§ WHAT YOU WILL DO:
Return every line of the data below that includes the string "Ctrl".

§ DATASET ENTRIES:
════════════════════

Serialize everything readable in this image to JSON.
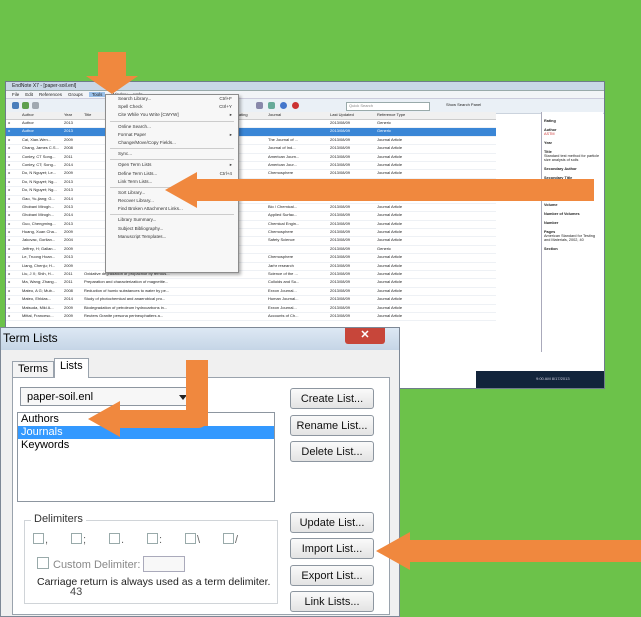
{
  "endnote": {
    "window_title": "EndNote X7 - [paper-soil.enl]",
    "menubar": [
      "File",
      "Edit",
      "References",
      "Groups",
      "Tools",
      "Window",
      "Help"
    ],
    "active_menu": "Tools",
    "search_placeholder": "Quick Search",
    "show_search_panel": "Show Search Panel",
    "columns": [
      "",
      "Author",
      "Year",
      "Title",
      "Rating",
      "Journal",
      "Last Updated",
      "Reference Type"
    ],
    "rows": [
      [
        "o",
        "Author",
        "2013",
        "",
        "",
        "",
        "2013/08/09",
        "Generic"
      ],
      [
        "o",
        "Author",
        "2013",
        "",
        "",
        "",
        "2013/08/09",
        "Generic"
      ],
      [
        "o",
        "Cai, Xian-Wen...",
        "2009",
        "",
        "",
        "The Journal of ...",
        "2013/08/09",
        "Journal Article"
      ],
      [
        "o",
        "Chang, James C.S...",
        "2008",
        "",
        "",
        "Journal of Ind...",
        "2013/08/09",
        "Journal Article"
      ],
      [
        "o",
        "Conley, CT Song...",
        "2011",
        "",
        "",
        "American Journ...",
        "2013/08/09",
        "Journal Article"
      ],
      [
        "o",
        "Conley, CT; Song...",
        "2014",
        "",
        "",
        "American Jour...",
        "2013/08/09",
        "Journal Article"
      ],
      [
        "o",
        "Do, N Nguyet; Le...",
        "2009",
        "",
        "",
        "Chemosphere",
        "2013/08/09",
        "Journal Article"
      ],
      [
        "o",
        "Do, N Nguyet; Ng...",
        "2013",
        "",
        "",
        "",
        "2013/08/09",
        "Journal Article"
      ],
      [
        "o",
        "Do, N Nguyet; Ng...",
        "2013",
        "",
        "",
        "",
        "2013/08/09",
        "Journal Article"
      ],
      [
        "o",
        "Gao, Yu-jiang; G...",
        "2014",
        "",
        "",
        "Chemical Engin...",
        "2013/08/09",
        "Journal Article"
      ],
      [
        "o",
        "Ghobani Mirogh...",
        "2013",
        "",
        "",
        "Bio / Chemical...",
        "2013/08/09",
        "Journal Article"
      ],
      [
        "o",
        "Ghobani Mirogh...",
        "2014",
        "",
        "",
        "Applied Surfac...",
        "2013/08/09",
        "Journal Article"
      ],
      [
        "o",
        "Guo, Chengming...",
        "2013",
        "",
        "",
        "Chemical Engin...",
        "2013/08/09",
        "Journal Article"
      ],
      [
        "o",
        "Huang, Xuan Cha...",
        "2009",
        "",
        "",
        "Chemosphere",
        "2013/08/09",
        "Journal Article"
      ],
      [
        "o",
        "Jakovac, Gorlian...",
        "2004",
        "",
        "",
        "Safety Science",
        "2013/08/09",
        "Journal Article"
      ],
      [
        "o",
        "Jeffrey, H; Gallan...",
        "2009",
        "",
        "",
        "",
        "2013/08/09",
        "Generic"
      ],
      [
        "o",
        "Le, Truong Hoan...",
        "2013",
        "",
        "",
        "Chemosphere",
        "2013/08/09",
        "Journal Article"
      ],
      [
        "o",
        "Liang, Chenju; H...",
        "2009",
        "",
        "",
        "Jarhr research",
        "2013/08/09",
        "Journal Article"
      ],
      [
        "o",
        "Liu, J X; Shih, H...",
        "2011",
        "Oxidative degradation of propachlor by ferrous...",
        "",
        "Science of the ...",
        "2013/08/09",
        "Journal Article"
      ],
      [
        "o",
        "Ma, Wang; Zhang...",
        "2011",
        "Preparation and characterization of magnetite...",
        "",
        "Colloids and Su...",
        "2013/08/09",
        "Journal Article"
      ],
      [
        "o",
        "Mateo, A G; Mub...",
        "2008",
        "Reduction of humic substances to water by pe...",
        "",
        "Exxon Journal...",
        "2013/08/09",
        "Journal Article"
      ],
      [
        "o",
        "Mateo, Ehldas...",
        "2014",
        "Study of photochemical and anaerobical pro...",
        "",
        "Human Journal...",
        "2013/08/09",
        "Journal Article"
      ],
      [
        "o",
        "Matsuda, Miki A...",
        "2009",
        "Biodegradation of petroleum hydrocarbons in...",
        "",
        "Exxon Journal...",
        "2013/08/09",
        "Journal Article"
      ],
      [
        "o",
        "Mittal, Francesc...",
        "2009",
        "Reuters Granite persona perineuphatiers a...",
        "",
        "Accounts of Ch...",
        "2013/08/09",
        "Journal Article"
      ]
    ],
    "right_pane": {
      "fields": [
        "Rating",
        "Author",
        "Year",
        "Title",
        "Secondary Author",
        "Secondary Title",
        "Place Published",
        "Publisher",
        "Volume",
        "Number of Volumes",
        "Number",
        "Pages",
        "Section"
      ],
      "author_value": "ASTM",
      "title_value": "Standard test method for particle size analysis of soils",
      "pages_value": "American Standard for Testing and Materials, 2002, 40"
    },
    "taskbar_clock": "9:00 AM 8/17/2013"
  },
  "tools_menu": {
    "items": [
      {
        "label": "Search Library...",
        "shortcut": "Ctrl+F"
      },
      {
        "label": "Spell Check",
        "shortcut": "Ctrl+Y"
      },
      {
        "label": "Cite While You Write [CWYW]",
        "shortcut": "▸"
      },
      {
        "label": "Online Search...",
        "shortcut": ""
      },
      {
        "label": "Format Paper",
        "shortcut": "▸"
      },
      {
        "label": "Change/Move/Copy Fields...",
        "shortcut": ""
      },
      {
        "label": "Sync...",
        "shortcut": ""
      },
      {
        "label": "Open Term Lists",
        "shortcut": "▸"
      },
      {
        "label": "Define Term Lists...",
        "shortcut": "Ctrl+4"
      },
      {
        "label": "Link Term Lists...",
        "shortcut": "Ctrl+3"
      },
      {
        "label": "Sort Library...",
        "shortcut": ""
      },
      {
        "label": "Recover Library...",
        "shortcut": ""
      },
      {
        "label": "Find Broken Attachment Links...",
        "shortcut": ""
      },
      {
        "label": "Library Summary...",
        "shortcut": ""
      },
      {
        "label": "Subject Bibliography...",
        "shortcut": ""
      },
      {
        "label": "Manuscript Templates...",
        "shortcut": ""
      }
    ]
  },
  "term_lists_dialog": {
    "title": "Term Lists",
    "close": "✕",
    "tabs": [
      "Terms",
      "Lists"
    ],
    "library": "paper-soil.enl",
    "lists": [
      "Authors",
      "Journals",
      "Keywords"
    ],
    "selected_list": "Journals",
    "buttons": {
      "create": "Create List...",
      "rename": "Rename List...",
      "delete": "Delete List...",
      "update": "Update List...",
      "import": "Import List...",
      "export": "Export List...",
      "link": "Link Lists..."
    },
    "delimiters_label": "Delimiters",
    "delimiters": [
      ",",
      ";",
      ".",
      ":",
      "\\",
      "/"
    ],
    "custom_delimiter_label": "Custom Delimiter:",
    "note": "Carriage return is always used as a term delimiter."
  },
  "slide_page_number": "43",
  "colors": {
    "background": "#6cc24a",
    "arrow": "#f0883e",
    "selection": "#3399ff"
  }
}
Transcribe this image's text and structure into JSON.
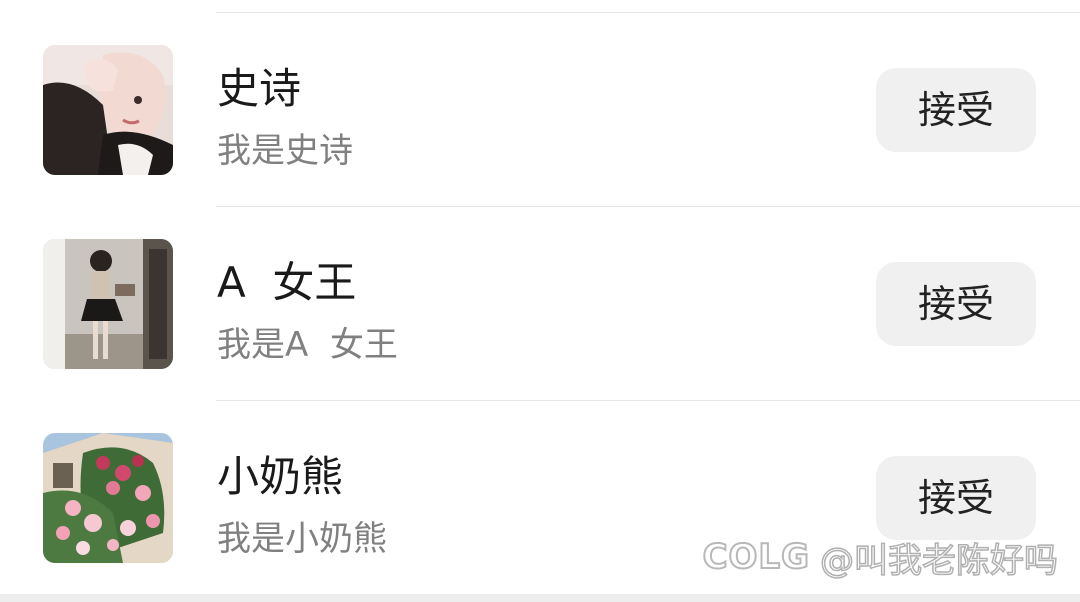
{
  "requests": [
    {
      "name": "史诗",
      "message": "我是史诗",
      "action_label": "接受",
      "avatar": "avatar-girl-selfie"
    },
    {
      "name": "A  女王",
      "message": "我是A  女王",
      "action_label": "接受",
      "avatar": "avatar-girl-mirror"
    },
    {
      "name": "小奶熊",
      "message": "我是小奶熊",
      "action_label": "接受",
      "avatar": "avatar-roses-house"
    }
  ],
  "watermark": {
    "logo": "COLG",
    "text": "@叫我老陈好吗"
  },
  "colors": {
    "background": "#ffffff",
    "button_bg": "#f0f0f0",
    "name_text": "#1a1a1a",
    "message_text": "#808080",
    "divider": "#e6e6e6"
  }
}
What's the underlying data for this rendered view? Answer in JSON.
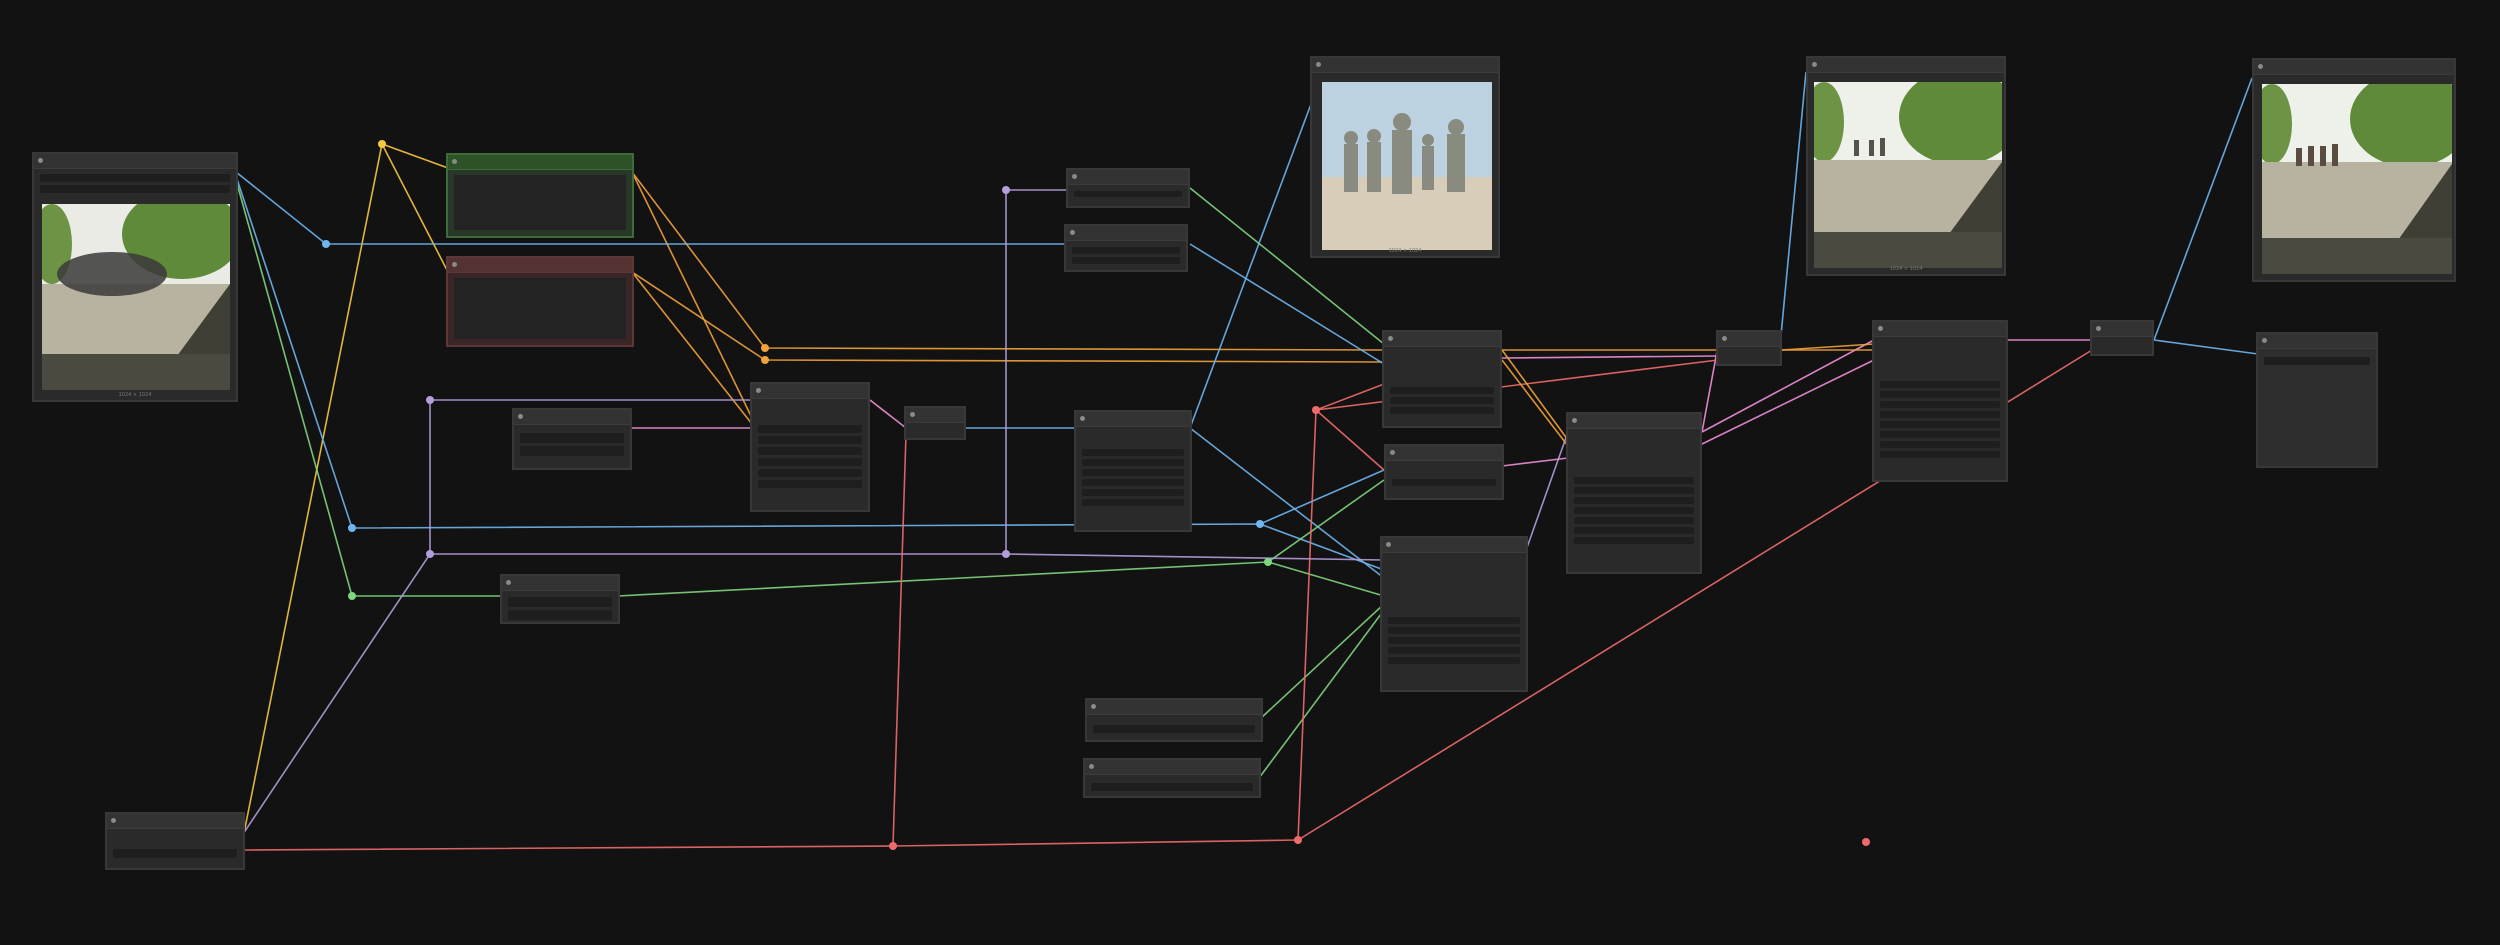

════════════════════

§ SOLUTION TO THIS EXERCISE:
        "shortcut": "Ctrl+F"
        "shortcut": "Ctrl+Y"
        "shortcut": "Ctrl+4"
        "shortcut": "Ctrl+3"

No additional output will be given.